What this task involves
Track down the lines that contain "each" and copy them.

Information given

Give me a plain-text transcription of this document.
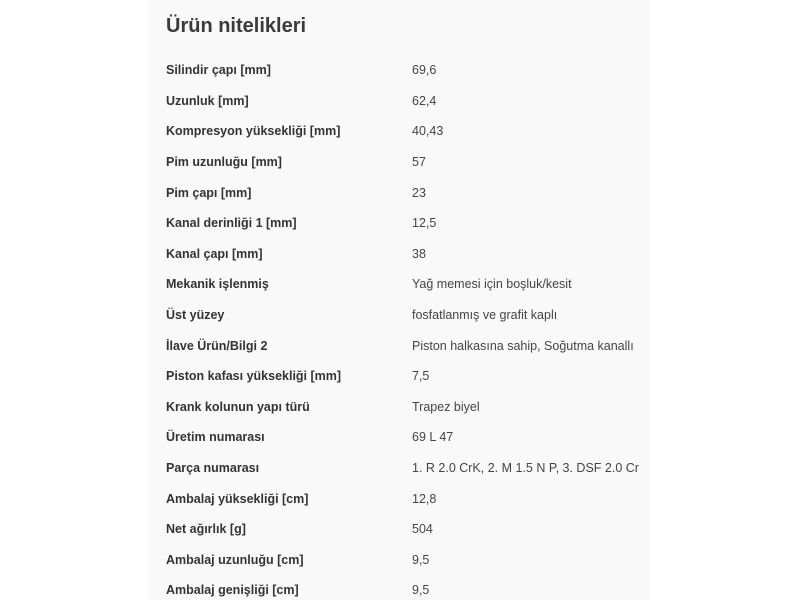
Ürün nitelikleri
Silindir çapı [mm]	69,6
Uzunluk [mm]	62,4
Kompresyon yüksekliği [mm]	40,43
Pim uzunluğu [mm]	57
Pim çapı [mm]	23
Kanal derinliği 1 [mm]	12,5
Kanal çapı [mm]	38
Mekanik işlenmiş	Yağ memesi için boşluk/kesit
Üst yüzey	fosfatlanmış ve grafit kaplı
İlave Ürün/Bilgi 2	Piston halkasına sahip, Soğutma kanallı
Piston kafası yüksekliği [mm]	7,5
Krank kolunun yapı türü	Trapez biyel
Üretim numarası	69 L 47
Parça numarası	1. R 2.0 CrK, 2. M 1.5 N P, 3. DSF 2.0 Cr
Ambalaj yüksekliği [cm]	12,8
Net ağırlık [g]	504
Ambalaj uzunluğu [cm]	9,5
Ambalaj genişliği [cm]	9,5
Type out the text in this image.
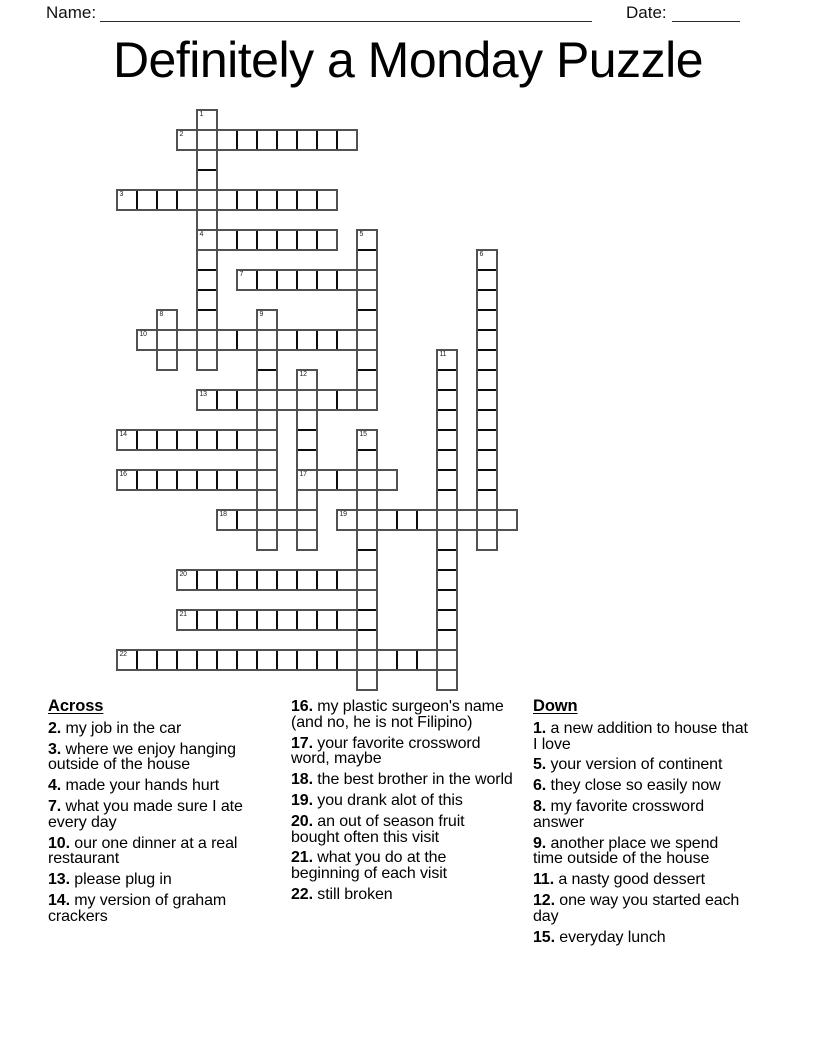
Name:	Date:
Definitely a Monday Puzzle
1
4
2
3
5
6
7
8	9
10
11
12
17
13
14	15
16
18	19
20
21
22

Across

2. my job in the car

3. where we enjoy hanging outside of the house

4. made your hands hurt

7. what you made sure I ate every day

10. our one dinner at a real restaurant

13. please plug in

14. my version of graham crackers

16. my plastic surgeon's name (and no, he is not Filipino)

17. your favorite crossword word, maybe

18. the best brother in the world

19. you drank alot of this

20. an out of season fruit bought often this visit

21. what you do at the beginning of each visit

22. still broken

Down

1. a new addition to house that I love

5. your version of continent

6. they close so easily now

8. my favorite crossword answer

9. another place we spend time outside of the house

11. a nasty good dessert

12. one way you started each day

15. everyday lunch
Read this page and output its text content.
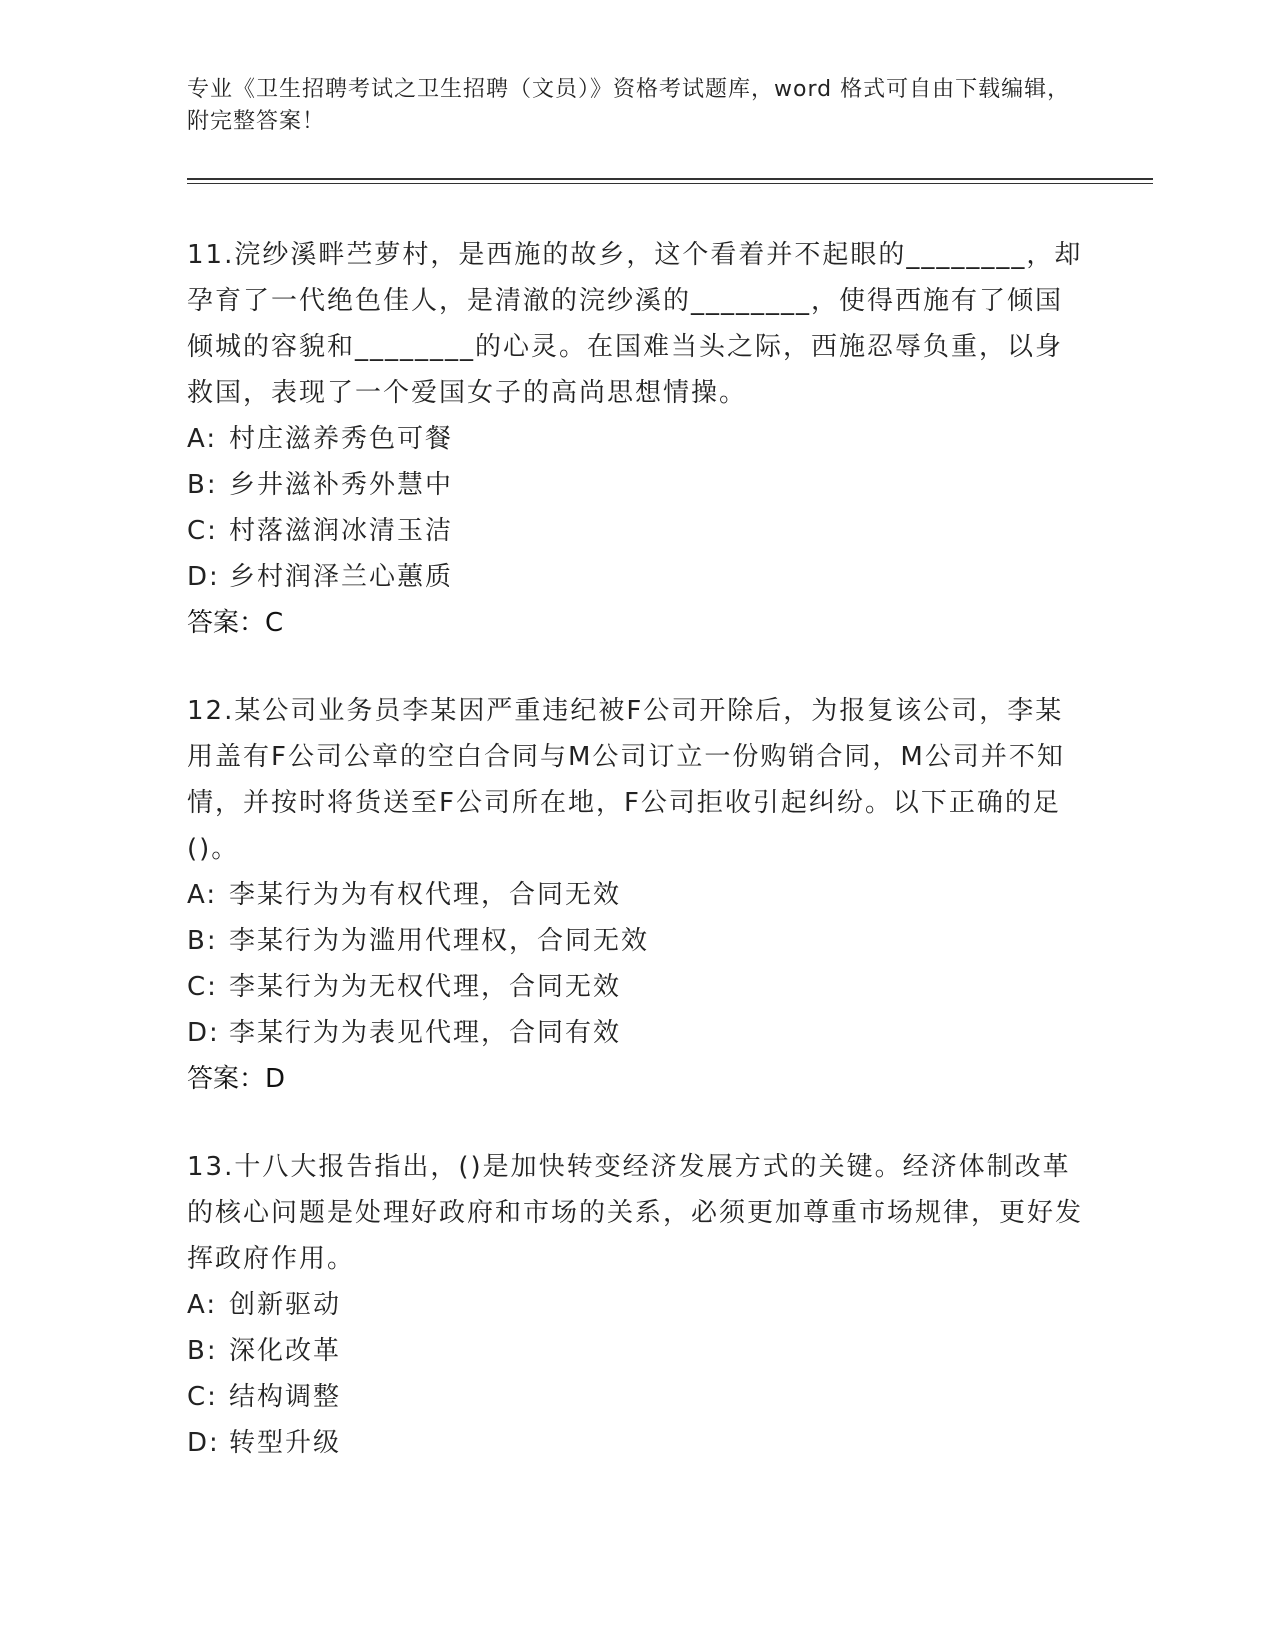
专业《卫生招聘考试之卫生招聘（文员）》资格考试题库，word 格式可自由下载编辑，附完整答案！

11.浣纱溪畔苎萝村，是西施的故乡，这个看着并不起眼的________，却孕育了一代绝色佳人，是清澈的浣纱溪的________，使得西施有了倾国倾城的容貌和________的心灵。在国难当头之际，西施忍辱负重，以身救国，表现了一个爱国女子的高尚思想情操。

A: 村庄滋养秀色可餐
B: 乡井滋补秀外慧中
C: 村落滋润冰清玉洁
D: 乡村润泽兰心蕙质
答案：C

12.某公司业务员李某因严重违纪被F公司开除后，为报复该公司，李某用盖有F公司公章的空白合同与M公司订立一份购销合同，M公司并不知情，并按时将货送至F公司所在地，F公司拒收引起纠纷。以下正确的足()。

A: 李某行为为有权代理，合同无效
B: 李某行为为滥用代理权，合同无效
C: 李某行为为无权代理，合同无效
D: 李某行为为表见代理，合同有效
答案：D

13.十八大报告指出，()是加快转变经济发展方式的关键。经济体制改革的核心问题是处理好政府和市场的关系，必须更加尊重市场规律，更好发挥政府作用。

A: 创新驱动
B: 深化改革
C: 结构调整
D: 转型升级
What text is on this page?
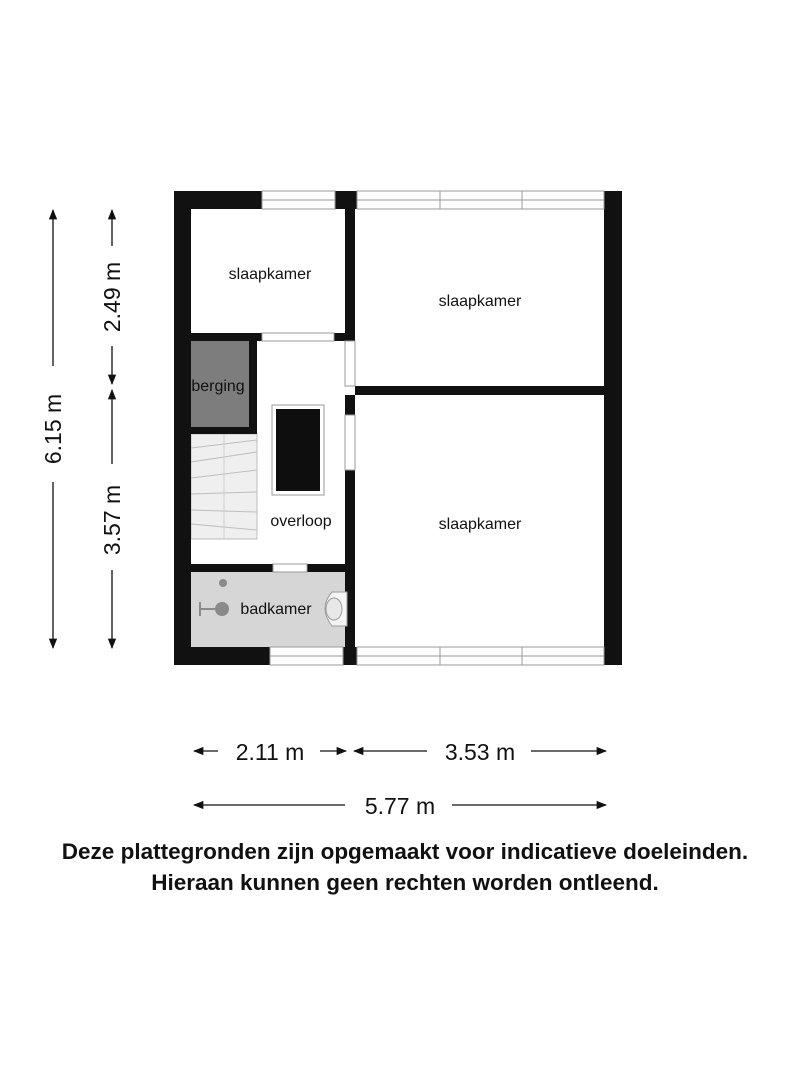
slaapkamer
slaapkamer
slaapkamer
berging
overloop
badkamer
6.15 m
2.49 m
3.57 m
2.11 m	3.53 m
5.77 m
Deze plattegronden zijn opgemaakt voor indicatieve doeleinden.
Hieraan kunnen geen rechten worden ontleend.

Task answer
21. what you do at the beginning of each visit
12. one way you started each day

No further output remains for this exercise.